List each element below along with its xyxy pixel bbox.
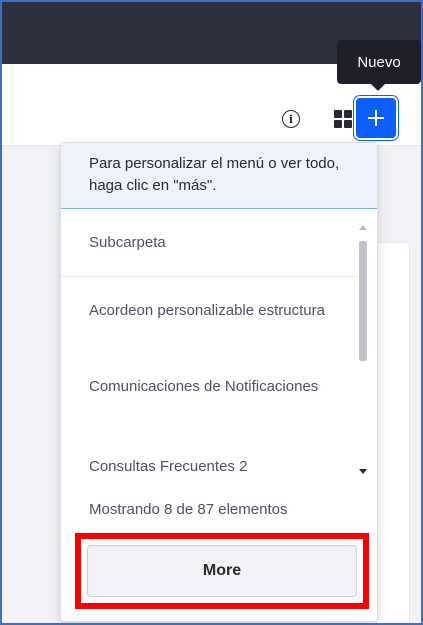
tooltip: Nuevo bbox=[337, 40, 421, 91]
list-item[interactable]: Acordeon personalizable estructura bbox=[61, 299, 357, 323]
grid-cell bbox=[334, 120, 342, 128]
grid-icon[interactable] bbox=[334, 110, 352, 128]
grid-cell bbox=[334, 110, 342, 118]
scroll-down-icon[interactable] bbox=[359, 469, 367, 474]
tooltip-text: Nuevo bbox=[357, 53, 401, 71]
more-button[interactable]: More bbox=[87, 545, 357, 597]
info-circle-icon[interactable]: i bbox=[282, 110, 300, 128]
grid-cell bbox=[344, 120, 352, 128]
page-frame: i Nuevo Para personalizar el menú o ver … bbox=[0, 0, 423, 625]
plus-icon bbox=[368, 110, 384, 126]
new-item-dropdown: Para personalizar el menú o ver todo, ha… bbox=[60, 142, 378, 622]
list-divider bbox=[61, 276, 357, 277]
list-item[interactable]: Subcarpeta bbox=[61, 231, 357, 255]
item-count-text: Mostrando 8 de 87 elementos bbox=[89, 501, 288, 518]
dropdown-scrollbar[interactable] bbox=[357, 221, 371, 481]
dropdown-help-text: Para personalizar el menú o ver todo, ha… bbox=[61, 143, 377, 209]
scroll-up-icon[interactable] bbox=[359, 225, 367, 230]
list-item[interactable]: Comunicaciones de Notificaciones bbox=[61, 375, 357, 399]
add-new-button[interactable] bbox=[354, 96, 398, 140]
list-item[interactable]: Consultas Frecuentes 2 bbox=[61, 455, 357, 479]
scroll-thumb[interactable] bbox=[359, 241, 367, 361]
grid-cell bbox=[344, 110, 352, 118]
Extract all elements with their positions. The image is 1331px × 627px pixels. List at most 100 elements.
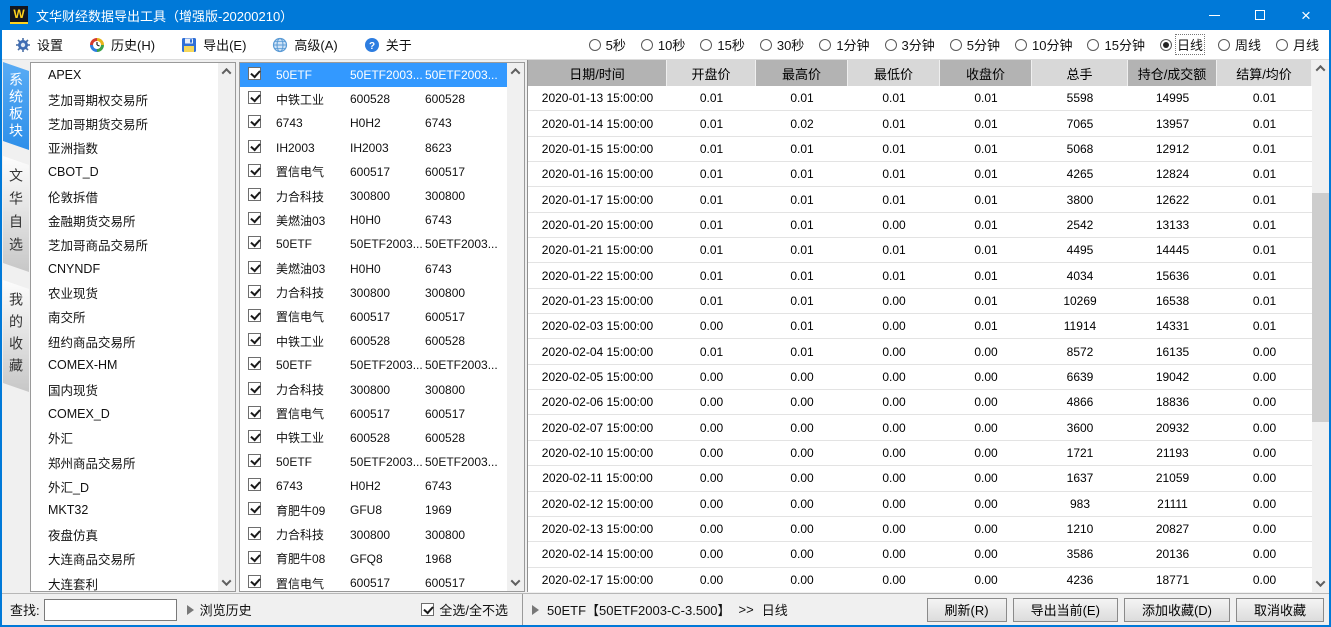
period-radio[interactable]: 15秒 [700, 34, 746, 55]
instrument-checkbox[interactable] [248, 454, 276, 470]
about-button[interactable]: ? 关于 [351, 30, 425, 59]
instrument-row[interactable]: 6743 H0H2 6743 [240, 111, 507, 135]
history-button[interactable]: 历史(H) [76, 30, 168, 59]
instrument-checkbox[interactable] [248, 284, 276, 301]
sidebar-exchange-item[interactable]: MKT32 [31, 498, 218, 522]
scroll-down-icon[interactable] [1312, 575, 1329, 592]
sidebar-exchange-item[interactable]: 农业现货 [31, 281, 218, 305]
sidebar-exchange-item[interactable]: 国内现货 [31, 377, 218, 401]
instrument-scrollbar[interactable] [507, 63, 524, 591]
column-header[interactable]: 总手 [1032, 60, 1128, 86]
scroll-down-icon[interactable] [507, 574, 524, 591]
export-button[interactable]: 导出(E) [168, 30, 259, 59]
instrument-row[interactable]: 50ETF 50ETF2003... 50ETF2003... [240, 450, 507, 474]
period-radio[interactable]: 3分钟 [884, 34, 937, 55]
table-row[interactable]: 2020-02-14 15:00:00 0.00 0.00 0.00 0.00 … [528, 542, 1312, 568]
period-radio[interactable]: 周线 [1217, 34, 1263, 55]
table-scrollbar[interactable] [1312, 60, 1329, 592]
column-header[interactable]: 日期/时间 [528, 60, 667, 86]
advanced-button[interactable]: 高级(A) [259, 30, 350, 59]
instrument-checkbox[interactable] [248, 308, 276, 325]
period-radio[interactable]: 日线 [1159, 34, 1205, 55]
settings-button[interactable]: 设置 [2, 30, 76, 59]
sidebar-exchange-item[interactable]: COMEX-HM [31, 353, 218, 377]
instrument-checkbox[interactable] [248, 115, 276, 131]
period-radio[interactable]: 10秒 [640, 34, 687, 55]
table-row[interactable]: 2020-02-04 15:00:00 0.01 0.01 0.00 0.00 … [528, 339, 1312, 365]
instrument-checkbox[interactable] [248, 526, 276, 543]
instrument-row[interactable]: 中铁工业 600528 600528 [240, 426, 507, 450]
instrument-checkbox[interactable] [248, 163, 276, 180]
tab-system-sectors[interactable]: 系统板块 [3, 62, 29, 150]
export-current-button[interactable]: 导出当前(E) [1012, 597, 1118, 622]
instrument-checkbox[interactable] [248, 478, 276, 494]
instrument-row[interactable]: 50ETF 50ETF2003... 50ETF2003... [240, 353, 507, 377]
instrument-row[interactable]: 中铁工业 600528 600528 [240, 87, 507, 111]
instrument-row[interactable]: IH2003 IH2003 8623 [240, 136, 507, 160]
table-row[interactable]: 2020-01-21 15:00:00 0.01 0.01 0.01 0.01 … [528, 238, 1312, 264]
table-row[interactable]: 2020-02-12 15:00:00 0.00 0.00 0.00 0.00 … [528, 491, 1312, 517]
instrument-row[interactable]: 置信电气 600517 600517 [240, 571, 507, 591]
scroll-down-icon[interactable] [218, 574, 235, 591]
period-radio[interactable]: 15分钟 [1087, 34, 1146, 55]
search-input[interactable] [43, 598, 177, 621]
remove-favorite-button[interactable]: 取消收藏 [1235, 597, 1324, 622]
column-header[interactable]: 最高价 [756, 60, 848, 86]
exchange-scrollbar[interactable] [218, 63, 235, 591]
period-radio[interactable]: 10分钟 [1015, 34, 1074, 55]
instrument-checkbox[interactable] [248, 260, 276, 277]
column-header[interactable]: 持仓/成交额 [1128, 60, 1217, 86]
sidebar-exchange-item[interactable]: 夜盘仿真 [31, 523, 218, 547]
instrument-row[interactable]: 力合科技 300800 300800 [240, 281, 507, 305]
sidebar-exchange-item[interactable]: 南交所 [31, 305, 218, 329]
sidebar-exchange-item[interactable]: 外汇_D [31, 474, 218, 498]
instrument-checkbox[interactable] [248, 188, 276, 204]
table-row[interactable]: 2020-01-22 15:00:00 0.01 0.01 0.01 0.01 … [528, 263, 1312, 289]
sidebar-exchange-item[interactable]: 伦敦拆借 [31, 184, 218, 208]
scroll-up-icon[interactable] [218, 63, 235, 80]
scrollbar-thumb[interactable] [1312, 193, 1329, 422]
instrument-row[interactable]: 50ETF 50ETF2003... 50ETF2003... [240, 63, 507, 88]
sidebar-exchange-item[interactable]: 亚洲指数 [31, 136, 218, 160]
table-row[interactable]: 2020-01-17 15:00:00 0.01 0.01 0.01 0.01 … [528, 187, 1312, 213]
column-header[interactable]: 结算/均价 [1217, 60, 1312, 86]
period-radio[interactable]: 30秒 [759, 34, 806, 55]
minimize-button[interactable] [1191, 0, 1237, 30]
instrument-row[interactable]: 育肥牛08 GFQ8 1968 [240, 547, 507, 571]
period-radio[interactable]: 5秒 [588, 34, 628, 55]
table-row[interactable]: 2020-01-14 15:00:00 0.01 0.02 0.01 0.01 … [528, 111, 1312, 137]
sidebar-exchange-item[interactable]: 外汇 [31, 426, 218, 450]
sidebar-exchange-item[interactable]: 纽约商品交易所 [31, 329, 218, 353]
instrument-checkbox[interactable] [248, 381, 276, 398]
table-row[interactable]: 2020-02-03 15:00:00 0.00 0.01 0.00 0.01 … [528, 314, 1312, 340]
instrument-checkbox[interactable] [248, 333, 276, 349]
table-row[interactable]: 2020-02-10 15:00:00 0.00 0.00 0.00 0.00 … [528, 440, 1312, 467]
sidebar-exchange-item[interactable]: CNYNDF [31, 257, 218, 281]
table-row[interactable]: 2020-01-16 15:00:00 0.01 0.01 0.01 0.01 … [528, 162, 1312, 188]
select-all-checkbox[interactable]: 全选/全不选 [421, 600, 508, 619]
instrument-row[interactable]: 置信电气 600517 600517 [240, 160, 507, 184]
instrument-checkbox[interactable] [248, 139, 276, 156]
sidebar-exchange-item[interactable]: 大连商品交易所 [31, 547, 218, 571]
table-row[interactable]: 2020-02-06 15:00:00 0.00 0.00 0.00 0.00 … [528, 390, 1312, 416]
instrument-row[interactable]: 力合科技 300800 300800 [240, 523, 507, 547]
instrument-checkbox[interactable] [248, 236, 276, 252]
instrument-checkbox[interactable] [248, 405, 276, 422]
table-row[interactable]: 2020-01-15 15:00:00 0.01 0.01 0.01 0.01 … [528, 136, 1312, 163]
instrument-row[interactable]: 育肥牛09 GFU8 1969 [240, 498, 507, 522]
sidebar-exchange-item[interactable]: 芝加哥期权交易所 [31, 87, 218, 111]
instrument-row[interactable]: 6743 H0H2 6743 [240, 474, 507, 498]
table-row[interactable]: 2020-01-13 15:00:00 0.01 0.01 0.01 0.01 … [528, 86, 1312, 112]
sidebar-exchange-item[interactable]: COMEX_D [31, 402, 218, 426]
table-row[interactable]: 2020-02-05 15:00:00 0.00 0.00 0.00 0.00 … [528, 364, 1312, 391]
instrument-row[interactable]: 50ETF 50ETF2003... 50ETF2003... [240, 232, 507, 256]
column-header[interactable]: 收盘价 [940, 60, 1032, 86]
instrument-checkbox[interactable] [248, 67, 276, 83]
scroll-up-icon[interactable] [1312, 60, 1329, 77]
table-row[interactable]: 2020-02-17 15:00:00 0.00 0.00 0.00 0.00 … [528, 567, 1312, 592]
instrument-checkbox[interactable] [248, 357, 276, 373]
instrument-checkbox[interactable] [248, 550, 276, 567]
column-header[interactable]: 开盘价 [667, 60, 756, 86]
table-row[interactable]: 2020-01-20 15:00:00 0.01 0.01 0.00 0.01 … [528, 212, 1312, 239]
instrument-checkbox[interactable] [248, 502, 276, 518]
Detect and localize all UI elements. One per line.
· · ·
** What you will do **
Rewrite the part of the data above that opens with the line containing "tooltip: Nuevo bbox=[337, 40, 421, 91]" and closes with the line containing "tooltip-text: Nuevo bbox=[357, 53, 401, 71]" as a Markdown table with the columns No. and Text, one numbered row per line and no rows for blank lines.

** Task output **
| No. | Text |
|---|---|
| 1 | tooltip: Nuevo bbox=[337, 40, 421, 91] |
| 2 | list-item[interactable]: Acordeon personalizable estructura bbox=[61, 299, 357, 323] |
| 3 | grid-cell bbox=[334, 120, 342, 128] |
| 4 | grid-icon[interactable] bbox=[334, 110, 352, 128] |
| 5 | grid-cell bbox=[334, 110, 342, 118] |
| 6 | scroll-down-icon[interactable] bbox=[359, 469, 367, 474] |
| 7 | tooltip-text: Nuevo bbox=[357, 53, 401, 71] |